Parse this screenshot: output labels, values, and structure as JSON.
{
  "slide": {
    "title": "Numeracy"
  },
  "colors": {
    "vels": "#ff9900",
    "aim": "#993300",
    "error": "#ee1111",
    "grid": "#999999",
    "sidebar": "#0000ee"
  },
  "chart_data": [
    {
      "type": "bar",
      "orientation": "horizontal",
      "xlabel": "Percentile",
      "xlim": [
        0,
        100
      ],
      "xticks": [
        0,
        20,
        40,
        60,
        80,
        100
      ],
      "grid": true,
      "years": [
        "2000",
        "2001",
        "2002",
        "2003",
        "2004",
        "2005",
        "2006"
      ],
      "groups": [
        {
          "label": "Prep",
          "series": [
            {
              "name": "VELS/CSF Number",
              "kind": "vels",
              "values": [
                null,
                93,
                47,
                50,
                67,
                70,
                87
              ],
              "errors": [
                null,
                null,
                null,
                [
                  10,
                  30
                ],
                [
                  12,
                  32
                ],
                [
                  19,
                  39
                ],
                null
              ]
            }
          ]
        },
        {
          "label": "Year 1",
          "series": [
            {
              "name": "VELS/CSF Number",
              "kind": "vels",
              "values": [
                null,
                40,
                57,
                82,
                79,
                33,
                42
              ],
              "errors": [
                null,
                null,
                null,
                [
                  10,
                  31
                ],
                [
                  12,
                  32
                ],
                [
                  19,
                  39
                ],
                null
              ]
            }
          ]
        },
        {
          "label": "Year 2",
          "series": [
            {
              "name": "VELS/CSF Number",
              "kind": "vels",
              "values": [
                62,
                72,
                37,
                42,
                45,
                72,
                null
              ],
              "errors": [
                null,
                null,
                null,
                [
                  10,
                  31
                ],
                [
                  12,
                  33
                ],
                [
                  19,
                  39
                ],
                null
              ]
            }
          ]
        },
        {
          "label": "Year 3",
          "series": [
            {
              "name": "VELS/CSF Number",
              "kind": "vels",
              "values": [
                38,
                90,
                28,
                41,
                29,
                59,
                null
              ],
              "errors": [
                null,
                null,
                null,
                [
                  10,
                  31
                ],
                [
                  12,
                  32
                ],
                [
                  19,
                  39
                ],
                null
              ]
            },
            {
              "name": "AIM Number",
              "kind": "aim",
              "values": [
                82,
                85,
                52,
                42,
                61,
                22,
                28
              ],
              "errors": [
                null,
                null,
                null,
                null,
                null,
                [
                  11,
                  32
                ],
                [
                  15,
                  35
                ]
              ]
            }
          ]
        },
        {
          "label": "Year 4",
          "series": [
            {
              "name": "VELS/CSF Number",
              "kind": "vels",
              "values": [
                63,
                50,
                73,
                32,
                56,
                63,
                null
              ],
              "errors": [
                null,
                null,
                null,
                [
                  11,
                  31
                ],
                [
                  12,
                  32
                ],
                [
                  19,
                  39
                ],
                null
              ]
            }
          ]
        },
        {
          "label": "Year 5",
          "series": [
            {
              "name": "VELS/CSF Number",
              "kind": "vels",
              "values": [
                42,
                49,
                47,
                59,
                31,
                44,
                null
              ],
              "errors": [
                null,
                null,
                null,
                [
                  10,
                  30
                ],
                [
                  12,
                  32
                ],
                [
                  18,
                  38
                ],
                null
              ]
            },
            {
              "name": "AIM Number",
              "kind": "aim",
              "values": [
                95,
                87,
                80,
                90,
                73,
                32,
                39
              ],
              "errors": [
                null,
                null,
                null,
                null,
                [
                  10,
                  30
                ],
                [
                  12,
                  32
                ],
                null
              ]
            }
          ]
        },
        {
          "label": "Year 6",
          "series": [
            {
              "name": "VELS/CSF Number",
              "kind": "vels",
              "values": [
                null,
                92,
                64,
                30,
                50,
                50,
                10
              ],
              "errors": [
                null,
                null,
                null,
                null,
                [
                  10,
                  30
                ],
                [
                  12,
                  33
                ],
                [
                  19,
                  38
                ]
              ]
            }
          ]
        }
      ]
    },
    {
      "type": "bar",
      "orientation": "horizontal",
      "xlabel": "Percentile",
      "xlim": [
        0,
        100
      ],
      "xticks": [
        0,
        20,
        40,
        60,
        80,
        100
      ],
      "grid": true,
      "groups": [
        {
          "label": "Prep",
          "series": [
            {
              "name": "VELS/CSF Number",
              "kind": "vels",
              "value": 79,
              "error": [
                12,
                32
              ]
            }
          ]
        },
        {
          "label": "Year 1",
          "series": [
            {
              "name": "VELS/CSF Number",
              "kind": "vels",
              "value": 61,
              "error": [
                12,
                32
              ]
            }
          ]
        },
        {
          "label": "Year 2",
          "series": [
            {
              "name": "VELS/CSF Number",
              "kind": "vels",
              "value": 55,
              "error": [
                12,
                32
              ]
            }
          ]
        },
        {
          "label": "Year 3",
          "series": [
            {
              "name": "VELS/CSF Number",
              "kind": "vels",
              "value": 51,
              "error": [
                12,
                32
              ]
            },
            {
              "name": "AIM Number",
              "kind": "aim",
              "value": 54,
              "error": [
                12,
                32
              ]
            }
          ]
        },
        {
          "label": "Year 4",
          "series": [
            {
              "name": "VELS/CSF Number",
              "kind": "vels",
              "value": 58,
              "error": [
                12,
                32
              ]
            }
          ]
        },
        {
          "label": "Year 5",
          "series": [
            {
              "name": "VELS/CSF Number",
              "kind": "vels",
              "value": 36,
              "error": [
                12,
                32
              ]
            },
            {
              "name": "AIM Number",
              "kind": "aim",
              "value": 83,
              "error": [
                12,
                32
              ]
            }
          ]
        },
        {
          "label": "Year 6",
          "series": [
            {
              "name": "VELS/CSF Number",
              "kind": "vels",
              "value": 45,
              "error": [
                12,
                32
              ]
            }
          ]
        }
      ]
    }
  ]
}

— What to produce —
Output the full listing without altering anything.

— Answer to the problem —
Parse this screenshot: output labels, values, and structure as JSON.
{
  "slide": {
    "title": "Numeracy"
  },
  "colors": {
    "vels": "#ff9900",
    "aim": "#993300",
    "error": "#ee1111",
    "grid": "#999999",
    "sidebar": "#0000ee"
  },
  "chart_data": [
    {
      "type": "bar",
      "orientation": "horizontal",
      "xlabel": "Percentile",
      "xlim": [
        0,
        100
      ],
      "xticks": [
        0,
        20,
        40,
        60,
        80,
        100
      ],
      "grid": true,
      "years": [
        "2000",
        "2001",
        "2002",
        "2003",
        "2004",
        "2005",
        "2006"
      ],
      "groups": [
        {
          "label": "Prep",
          "series": [
            {
              "name": "VELS/CSF Number",
              "kind": "vels",
              "values": [
                null,
                93,
                47,
                50,
                67,
                70,
                87
              ],
              "errors": [
                null,
                null,
                null,
                [
                  10,
                  30
                ],
                [
                  12,
                  32
                ],
                [
                  19,
                  39
                ],
                null
              ]
            }
          ]
        },
        {
          "label": "Year 1",
          "series": [
            {
              "name": "VELS/CSF Number",
              "kind": "vels",
              "values": [
                null,
                40,
                57,
                82,
                79,
                33,
                42
              ],
              "errors": [
                null,
                null,
                null,
                [
                  10,
                  31
                ],
                [
                  12,
                  32
                ],
                [
                  19,
                  39
                ],
                null
              ]
            }
          ]
        },
        {
          "label": "Year 2",
          "series": [
            {
              "name": "VELS/CSF Number",
              "kind": "vels",
              "values": [
                62,
                72,
                37,
                42,
                45,
                72,
                null
              ],
              "errors": [
                null,
                null,
                null,
                [
                  10,
                  31
                ],
                [
                  12,
                  33
                ],
                [
                  19,
                  39
                ],
                null
              ]
            }
          ]
        },
        {
          "label": "Year 3",
          "series": [
            {
              "name": "VELS/CSF Number",
              "kind": "vels",
              "values": [
                38,
                90,
                28,
                41,
                29,
                59,
                null
              ],
              "errors": [
                null,
                null,
                null,
                [
                  10,
                  31
                ],
                [
                  12,
                  32
                ],
                [
                  19,
                  39
                ],
                null
              ]
            },
            {
              "name": "AIM Number",
              "kind": "aim",
              "values": [
                82,
                85,
                52,
                42,
                61,
                22,
                28
              ],
              "errors": [
                null,
                null,
                null,
                null,
                null,
                [
                  11,
                  32
                ],
                [
                  15,
                  35
                ]
              ]
            }
          ]
        },
        {
          "label": "Year 4",
          "series": [
            {
              "name": "VELS/CSF Number",
              "kind": "vels",
              "values": [
                63,
                50,
                73,
                32,
                56,
                63,
                null
              ],
              "errors": [
                null,
                null,
                null,
                [
                  11,
                  31
                ],
                [
                  12,
                  32
                ],
                [
                  19,
                  39
                ],
                null
              ]
            }
          ]
        },
        {
          "label": "Year 5",
          "series": [
            {
              "name": "VELS/CSF Number",
              "kind": "vels",
              "values": [
                42,
                49,
                47,
                59,
                31,
                44,
                null
              ],
              "errors": [
                null,
                null,
                null,
                [
                  10,
                  30
                ],
                [
                  12,
                  32
                ],
                [
                  18,
                  38
                ],
                null
              ]
            },
            {
              "name": "AIM Number",
              "kind": "aim",
              "values": [
                95,
                87,
                80,
                90,
                73,
                32,
                39
              ],
              "errors": [
                null,
                null,
                null,
                null,
                [
                  10,
                  30
                ],
                [
                  12,
                  32
                ],
                null
              ]
            }
          ]
        },
        {
          "label": "Year 6",
          "series": [
            {
              "name": "VELS/CSF Number",
              "kind": "vels",
              "values": [
                null,
                92,
                64,
                30,
                50,
                50,
                10
              ],
              "errors": [
                null,
                null,
                null,
                null,
                [
                  10,
                  30
                ],
                [
                  12,
                  33
                ],
                [
                  19,
                  38
                ]
              ]
            }
          ]
        }
      ]
    },
    {
      "type": "bar",
      "orientation": "horizontal",
      "xlabel": "Percentile",
      "xlim": [
        0,
        100
      ],
      "xticks": [
        0,
        20,
        40,
        60,
        80,
        100
      ],
      "grid": true,
      "groups": [
        {
          "label": "Prep",
          "series": [
            {
              "name": "VELS/CSF Number",
              "kind": "vels",
              "value": 79,
              "error": [
                12,
                32
              ]
            }
          ]
        },
        {
          "label": "Year 1",
          "series": [
            {
              "name": "VELS/CSF Number",
              "kind": "vels",
              "value": 61,
              "error": [
                12,
                32
              ]
            }
          ]
        },
        {
          "label": "Year 2",
          "series": [
            {
              "name": "VELS/CSF Number",
              "kind": "vels",
              "value": 55,
              "error": [
                12,
                32
              ]
            }
          ]
        },
        {
          "label": "Year 3",
          "series": [
            {
              "name": "VELS/CSF Number",
              "kind": "vels",
              "value": 51,
              "error": [
                12,
                32
              ]
            },
            {
              "name": "AIM Number",
              "kind": "aim",
              "value": 54,
              "error": [
                12,
                32
              ]
            }
          ]
        },
        {
          "label": "Year 4",
          "series": [
            {
              "name": "VELS/CSF Number",
              "kind": "vels",
              "value": 58,
              "error": [
                12,
                32
              ]
            }
          ]
        },
        {
          "label": "Year 5",
          "series": [
            {
              "name": "VELS/CSF Number",
              "kind": "vels",
              "value": 36,
              "error": [
                12,
                32
              ]
            },
            {
              "name": "AIM Number",
              "kind": "aim",
              "value": 83,
              "error": [
                12,
                32
              ]
            }
          ]
        },
        {
          "label": "Year 6",
          "series": [
            {
              "name": "VELS/CSF Number",
              "kind": "vels",
              "value": 45,
              "error": [
                12,
                32
              ]
            }
          ]
        }
      ]
    }
  ]
}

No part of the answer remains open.